--- START Data section ---

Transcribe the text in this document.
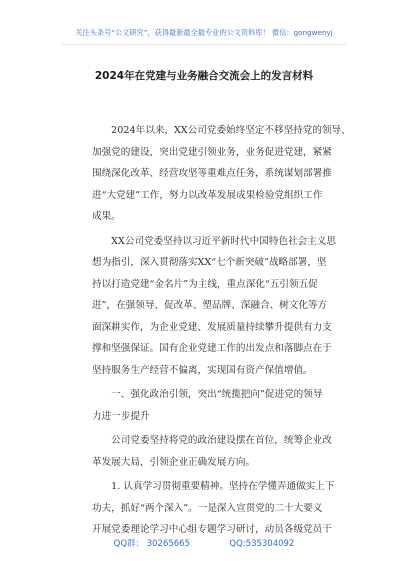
关注头条号“公文研究”，获得最新最全最专业的公文资料库！ 微信：gongwenyj
2024年在党建与业务融合交流会上的发言材料
　　2024年以来，XX公司党委始终坚定不移坚持党的领导、
加强党的建设，突出党建引领业务，业务促进党建，紧紧
围绕深化改革、经营攻坚等重难点任务，系统谋划部署推
进“大党建”工作，努力以改革发展成果检验党组织工作
成果。
　　XX公司党委坚持以习近平新时代中国特色社会主义思
想为指引，深入贯彻落实XX“七个新突破”战略部署，坚
持以打造党建“金名片”为主线，重点深化“五引领五促
进”，在强领导、促改革、塑品牌、深融合、树文化等方
面深耕实作，为企业党建、发展质量持续攀升提供有力支
撑和坚强保证。国有企业党建工作的出发点和落脚点在于
坚持服务生产经营不偏离，实现国有资产保值增值。
　　一、强化政治引领，突出“统揽把向”促进党的领导
力进一步提升
　　公司党委坚持将党的政治建设摆在首位，统筹企业改
革发展大局，引领企业正确发展方向。
　　1. 认真学习贯彻重要精神。坚持在学懂弄通做实上下
功夫，抓好“两个深入”。一是深入宣贯党的二十大要义
开展党委理论学习中心组专题学习研讨，动员各级党员干
QQ群： 30265665	QQ:535304092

--- END Data section ---

Leaving all pictures aside, quote each record exactly.

Transcribe the text in this document.
关注头条号“公文研究”，获得最新最全最专业的公文资料库！ 微信：gongwenyj
2024年在党建与业务融合交流会上的发言材料
　　2024年以来，XX公司党委始终坚定不移坚持党的领导、
加强党的建设，突出党建引领业务，业务促进党建，紧紧
围绕深化改革、经营攻坚等重难点任务，系统谋划部署推
进“大党建”工作，努力以改革发展成果检验党组织工作
成果。
　　XX公司党委坚持以习近平新时代中国特色社会主义思
想为指引，深入贯彻落实XX“七个新突破”战略部署，坚
持以打造党建“金名片”为主线，重点深化“五引领五促
进”，在强领导、促改革、塑品牌、深融合、树文化等方
面深耕实作，为企业党建、发展质量持续攀升提供有力支
撑和坚强保证。国有企业党建工作的出发点和落脚点在于
坚持服务生产经营不偏离，实现国有资产保值增值。
　　一、强化政治引领，突出“统揽把向”促进党的领导
力进一步提升
　　公司党委坚持将党的政治建设摆在首位，统筹企业改
革发展大局，引领企业正确发展方向。
　　1. 认真学习贯彻重要精神。坚持在学懂弄通做实上下
功夫，抓好“两个深入”。一是深入宣贯党的二十大要义
开展党委理论学习中心组专题学习研讨，动员各级党员干
QQ群： 30265665	QQ:535304092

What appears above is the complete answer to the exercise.